**EXERCISE REQUIREMENTS:** Retype all material exactly. Pictures stay out of the copy.

**RECORDS FOR THIS EXERCISE:**
○ ○ ○ ○

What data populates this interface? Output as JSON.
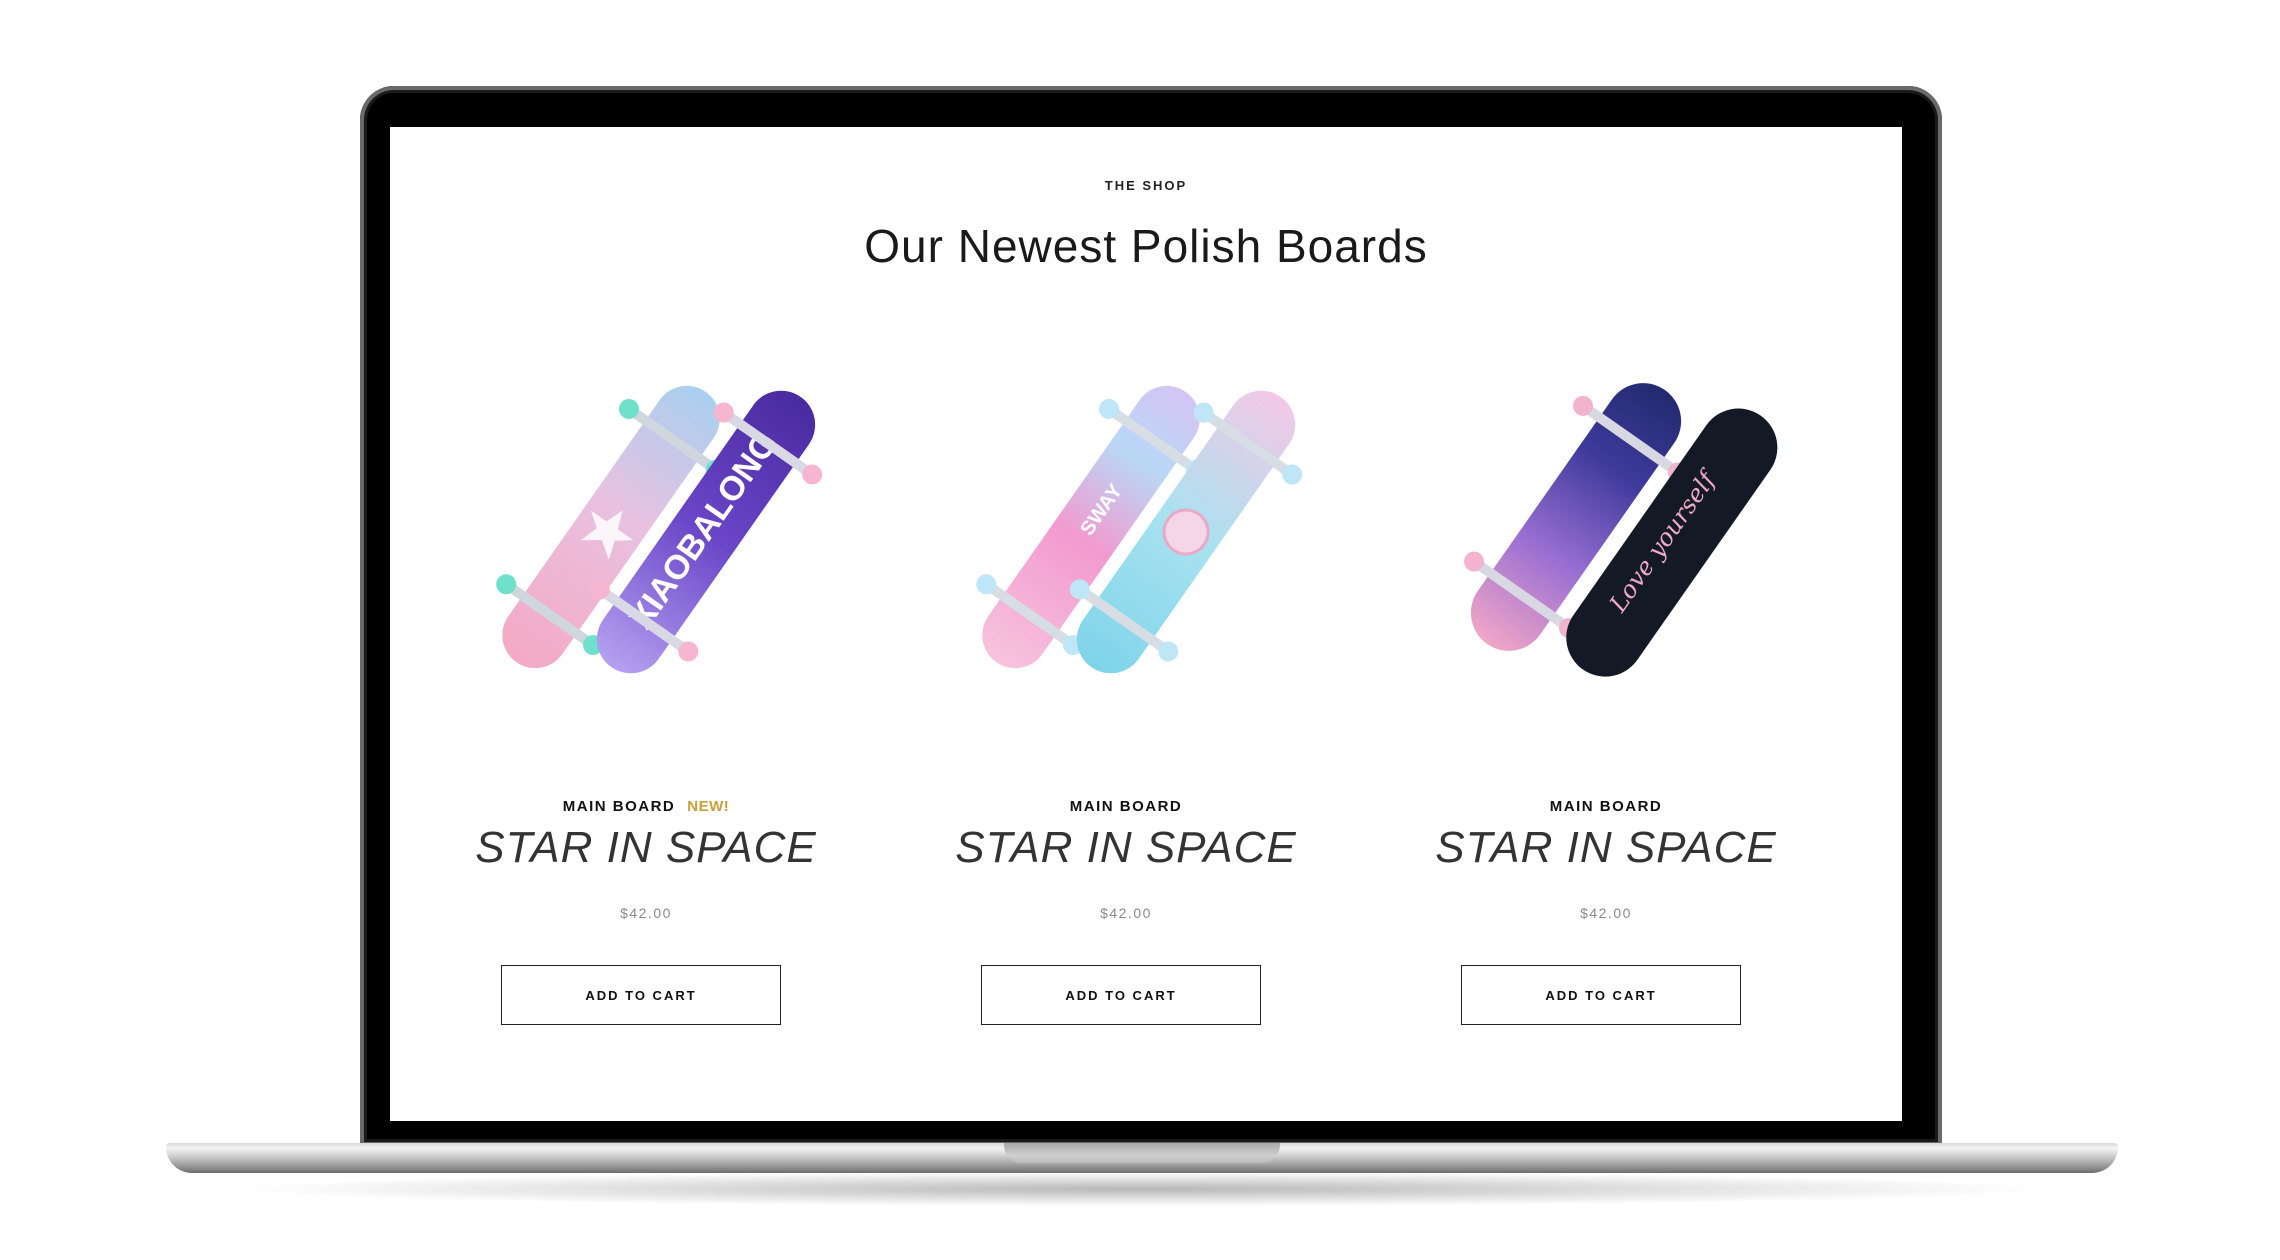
{
  "shop": {
    "eyebrow": "THE SHOP",
    "title": "Our Newest Polish Boards"
  },
  "products": [
    {
      "category": "MAIN BOARD",
      "badge": "NEW!",
      "name": "STAR IN SPACE",
      "price": "$42.00",
      "button": "ADD TO CART",
      "image_text": "XIAOBALONG",
      "image": "pink-and-purple-longboards"
    },
    {
      "category": "MAIN BOARD",
      "name": "STAR IN SPACE",
      "price": "$42.00",
      "button": "ADD TO CART",
      "image_text": "SWAY",
      "image": "pastel-holographic-longboards"
    },
    {
      "category": "MAIN BOARD",
      "name": "STAR IN SPACE",
      "price": "$42.00",
      "button": "ADD TO CART",
      "image_text": "Love yourself",
      "image": "galaxy-and-black-skateboards"
    }
  ],
  "colors": {
    "badge": "#c8a03a",
    "price": "#8a8a8a",
    "frame": "#000000"
  }
}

○ ○ ○ ○

**EXERCISE OUTPUT:**
What data populates this interface? Output as JSON.
{
  "shop": {
    "eyebrow": "THE SHOP",
    "title": "Our Newest Polish Boards"
  },
  "products": [
    {
      "category": "MAIN BOARD",
      "badge": "NEW!",
      "name": "STAR IN SPACE",
      "price": "$42.00",
      "button": "ADD TO CART",
      "image_text": "XIAOBALONG",
      "image": "pink-and-purple-longboards"
    },
    {
      "category": "MAIN BOARD",
      "name": "STAR IN SPACE",
      "price": "$42.00",
      "button": "ADD TO CART",
      "image_text": "SWAY",
      "image": "pastel-holographic-longboards"
    },
    {
      "category": "MAIN BOARD",
      "name": "STAR IN SPACE",
      "price": "$42.00",
      "button": "ADD TO CART",
      "image_text": "Love yourself",
      "image": "galaxy-and-black-skateboards"
    }
  ],
  "colors": {
    "badge": "#c8a03a",
    "price": "#8a8a8a",
    "frame": "#000000"
  }
}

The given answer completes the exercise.